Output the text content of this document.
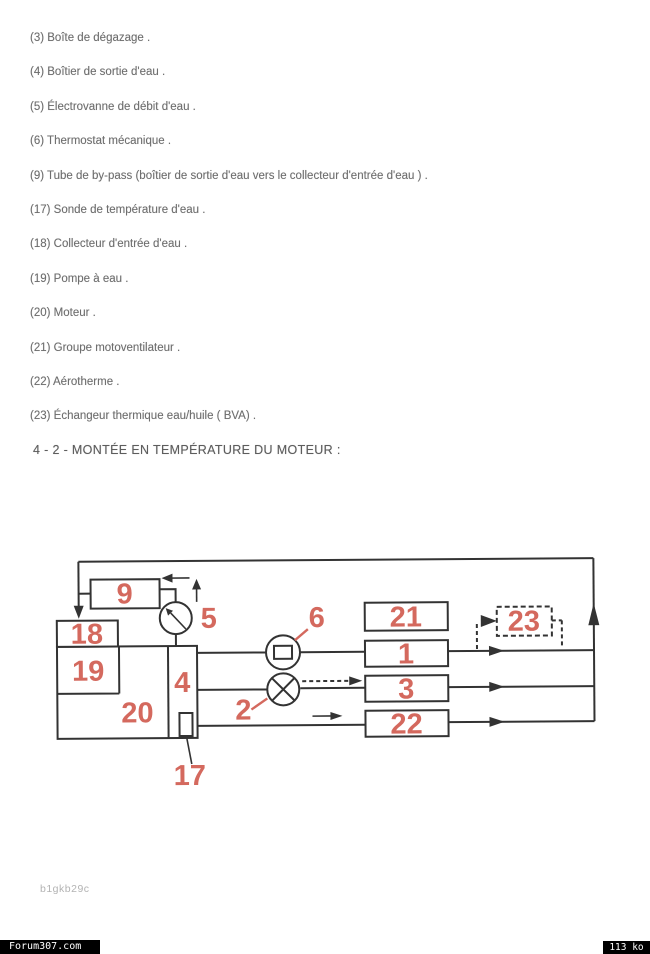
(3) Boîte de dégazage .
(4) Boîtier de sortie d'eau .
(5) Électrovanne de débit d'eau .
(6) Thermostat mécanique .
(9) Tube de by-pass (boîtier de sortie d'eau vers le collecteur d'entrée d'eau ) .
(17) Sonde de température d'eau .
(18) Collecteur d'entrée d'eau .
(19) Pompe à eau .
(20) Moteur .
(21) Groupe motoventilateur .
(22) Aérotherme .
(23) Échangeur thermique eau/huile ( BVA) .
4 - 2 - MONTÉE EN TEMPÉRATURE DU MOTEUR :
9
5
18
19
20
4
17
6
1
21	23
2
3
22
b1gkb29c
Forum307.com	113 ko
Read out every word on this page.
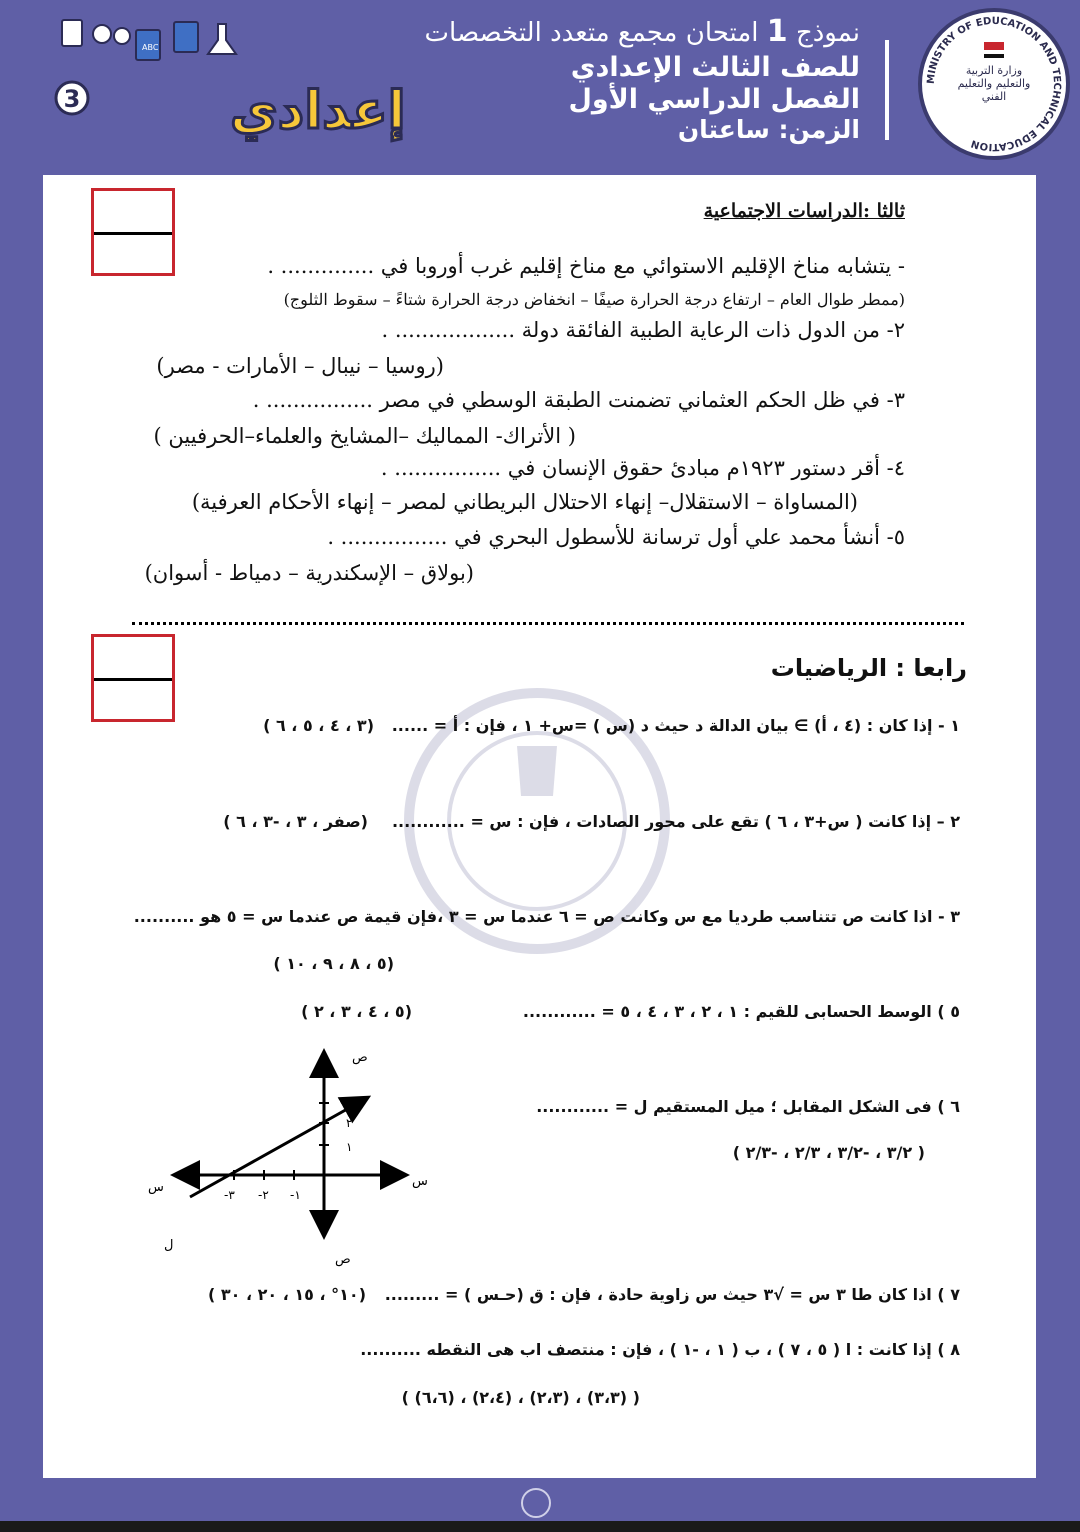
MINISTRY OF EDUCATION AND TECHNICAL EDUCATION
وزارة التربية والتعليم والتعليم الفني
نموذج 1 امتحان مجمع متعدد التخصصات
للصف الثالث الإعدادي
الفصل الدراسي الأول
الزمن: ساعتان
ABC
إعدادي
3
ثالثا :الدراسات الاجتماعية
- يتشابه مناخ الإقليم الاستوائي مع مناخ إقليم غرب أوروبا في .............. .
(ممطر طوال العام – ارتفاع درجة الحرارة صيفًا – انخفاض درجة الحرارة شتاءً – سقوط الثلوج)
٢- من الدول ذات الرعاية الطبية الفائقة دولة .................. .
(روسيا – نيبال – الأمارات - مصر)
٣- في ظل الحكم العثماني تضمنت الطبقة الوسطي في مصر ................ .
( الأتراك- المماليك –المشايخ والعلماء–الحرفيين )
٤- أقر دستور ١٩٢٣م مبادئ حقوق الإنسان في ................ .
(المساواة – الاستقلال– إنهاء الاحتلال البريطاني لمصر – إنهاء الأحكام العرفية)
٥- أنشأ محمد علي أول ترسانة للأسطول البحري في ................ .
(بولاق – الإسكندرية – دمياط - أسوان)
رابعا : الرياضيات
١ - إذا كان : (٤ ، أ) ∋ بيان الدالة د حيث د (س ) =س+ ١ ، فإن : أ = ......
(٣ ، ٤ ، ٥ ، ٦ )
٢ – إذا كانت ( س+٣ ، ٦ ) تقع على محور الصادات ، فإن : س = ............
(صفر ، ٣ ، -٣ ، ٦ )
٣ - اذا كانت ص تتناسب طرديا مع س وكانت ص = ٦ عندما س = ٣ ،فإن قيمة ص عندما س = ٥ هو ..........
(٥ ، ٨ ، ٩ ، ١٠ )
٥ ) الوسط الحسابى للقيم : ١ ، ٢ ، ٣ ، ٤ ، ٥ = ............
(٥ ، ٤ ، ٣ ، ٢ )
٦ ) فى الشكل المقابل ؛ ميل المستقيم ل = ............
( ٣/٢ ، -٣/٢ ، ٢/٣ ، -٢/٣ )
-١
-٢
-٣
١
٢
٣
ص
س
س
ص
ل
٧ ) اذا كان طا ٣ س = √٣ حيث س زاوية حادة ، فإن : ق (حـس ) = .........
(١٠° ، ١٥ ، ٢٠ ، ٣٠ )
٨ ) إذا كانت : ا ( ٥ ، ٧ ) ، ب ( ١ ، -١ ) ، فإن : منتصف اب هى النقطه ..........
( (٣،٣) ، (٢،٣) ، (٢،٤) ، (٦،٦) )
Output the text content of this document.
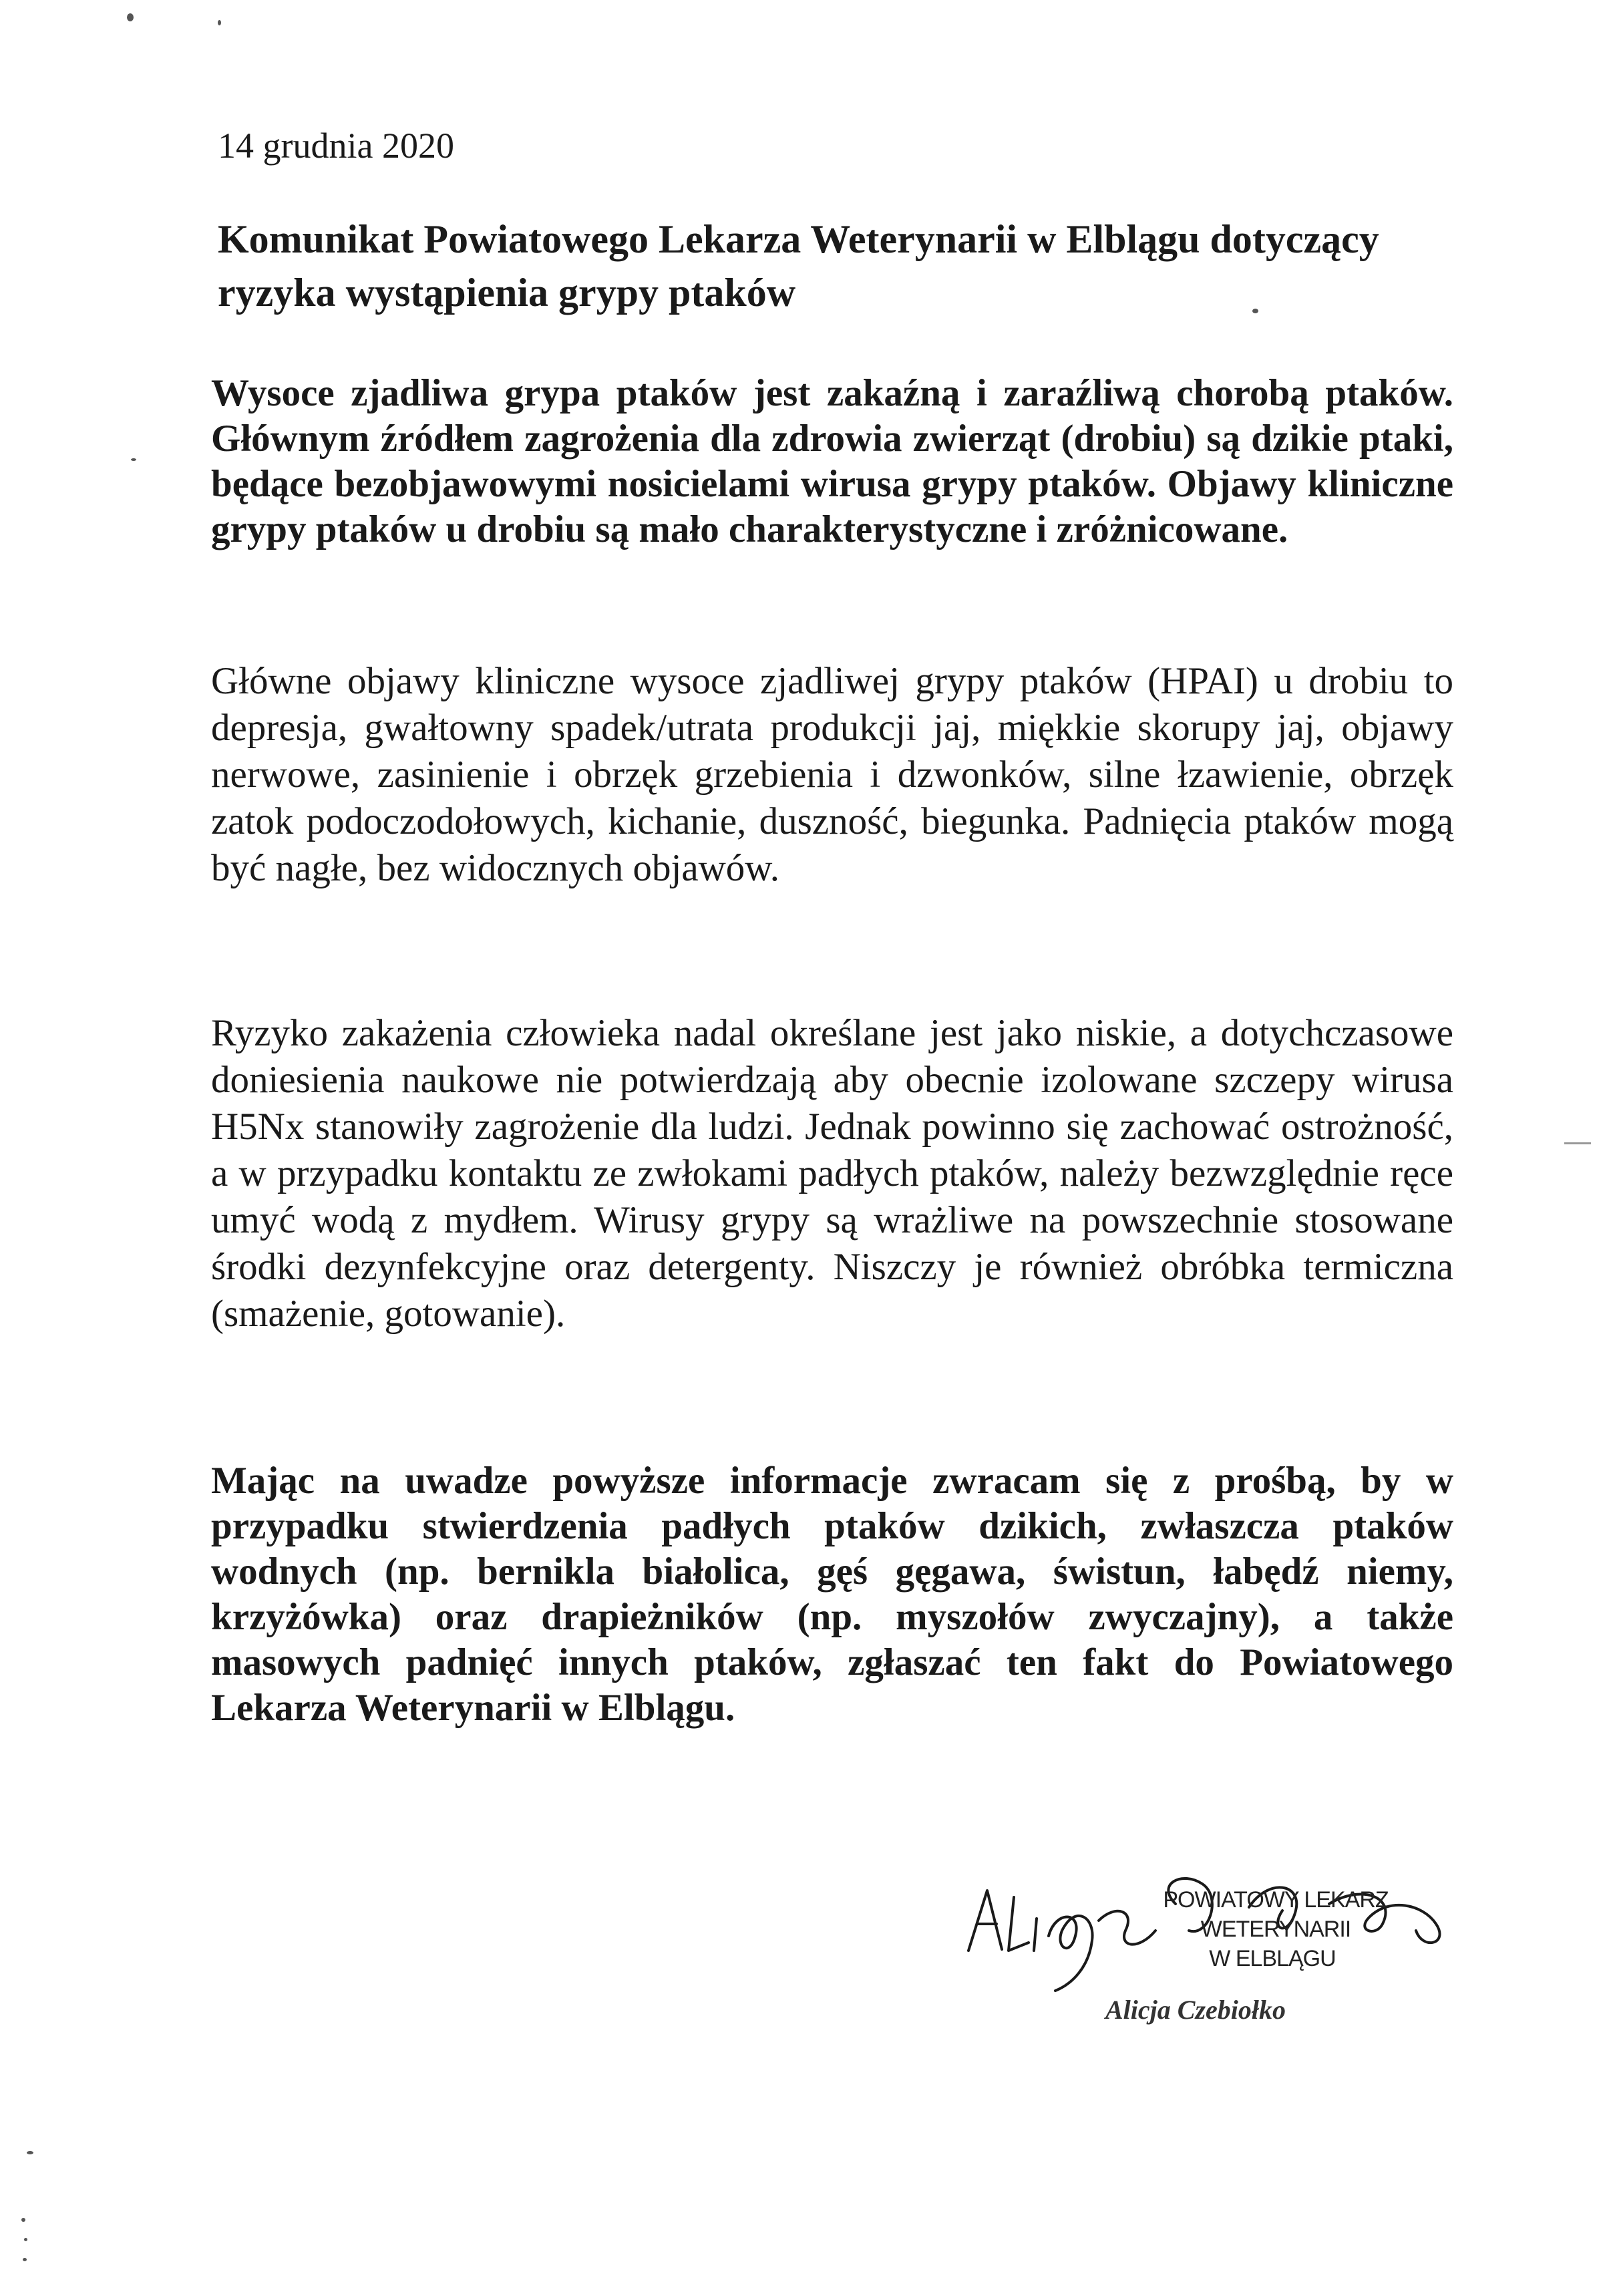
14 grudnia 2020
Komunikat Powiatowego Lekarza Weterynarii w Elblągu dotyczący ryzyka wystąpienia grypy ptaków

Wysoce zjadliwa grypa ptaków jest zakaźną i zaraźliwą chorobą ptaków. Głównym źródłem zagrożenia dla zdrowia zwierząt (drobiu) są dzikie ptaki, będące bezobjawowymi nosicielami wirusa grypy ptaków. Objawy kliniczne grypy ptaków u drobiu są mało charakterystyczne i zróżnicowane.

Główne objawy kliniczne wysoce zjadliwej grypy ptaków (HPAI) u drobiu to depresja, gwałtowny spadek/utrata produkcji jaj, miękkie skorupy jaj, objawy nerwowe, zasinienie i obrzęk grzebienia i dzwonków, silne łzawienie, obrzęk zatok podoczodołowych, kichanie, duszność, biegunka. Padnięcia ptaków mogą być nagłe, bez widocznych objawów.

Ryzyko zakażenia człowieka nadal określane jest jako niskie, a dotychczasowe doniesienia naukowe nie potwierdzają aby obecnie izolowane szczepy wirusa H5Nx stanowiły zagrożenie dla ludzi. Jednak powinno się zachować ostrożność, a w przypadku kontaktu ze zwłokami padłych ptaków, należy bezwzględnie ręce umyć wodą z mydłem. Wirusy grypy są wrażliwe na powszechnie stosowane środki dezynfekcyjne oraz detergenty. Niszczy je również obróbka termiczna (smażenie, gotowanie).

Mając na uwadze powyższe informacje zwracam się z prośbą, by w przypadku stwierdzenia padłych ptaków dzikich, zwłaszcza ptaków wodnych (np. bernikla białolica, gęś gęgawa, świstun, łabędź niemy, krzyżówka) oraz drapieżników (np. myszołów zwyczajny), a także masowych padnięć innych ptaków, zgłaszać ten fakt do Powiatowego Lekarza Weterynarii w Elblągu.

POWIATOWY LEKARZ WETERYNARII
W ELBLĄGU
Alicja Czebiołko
|---|
STATED PROBLEM: Find each line in the records holding the string "Powiatowego" and show it.

COMPLETED EXERCISE:
Komunikat Powiatowego Lekarza Weterynarii w Elblągu dotyczący ryzyka wystąpienia grypy ptaków
Mając na uwadze powyższe informacje zwracam się z prośbą, by w przypadku stwierdzenia padłych ptaków dzikich, zwłaszcza ptaków wodnych (np. bernikla białolica, gęś gęgawa, świstun, łabędź niemy, krzyżówka) oraz drapieżników (np. myszołów zwyczajny), a także masowych padnięć innych ptaków, zgłaszać ten fakt do Powiatowego Lekarza Weterynarii w Elblągu.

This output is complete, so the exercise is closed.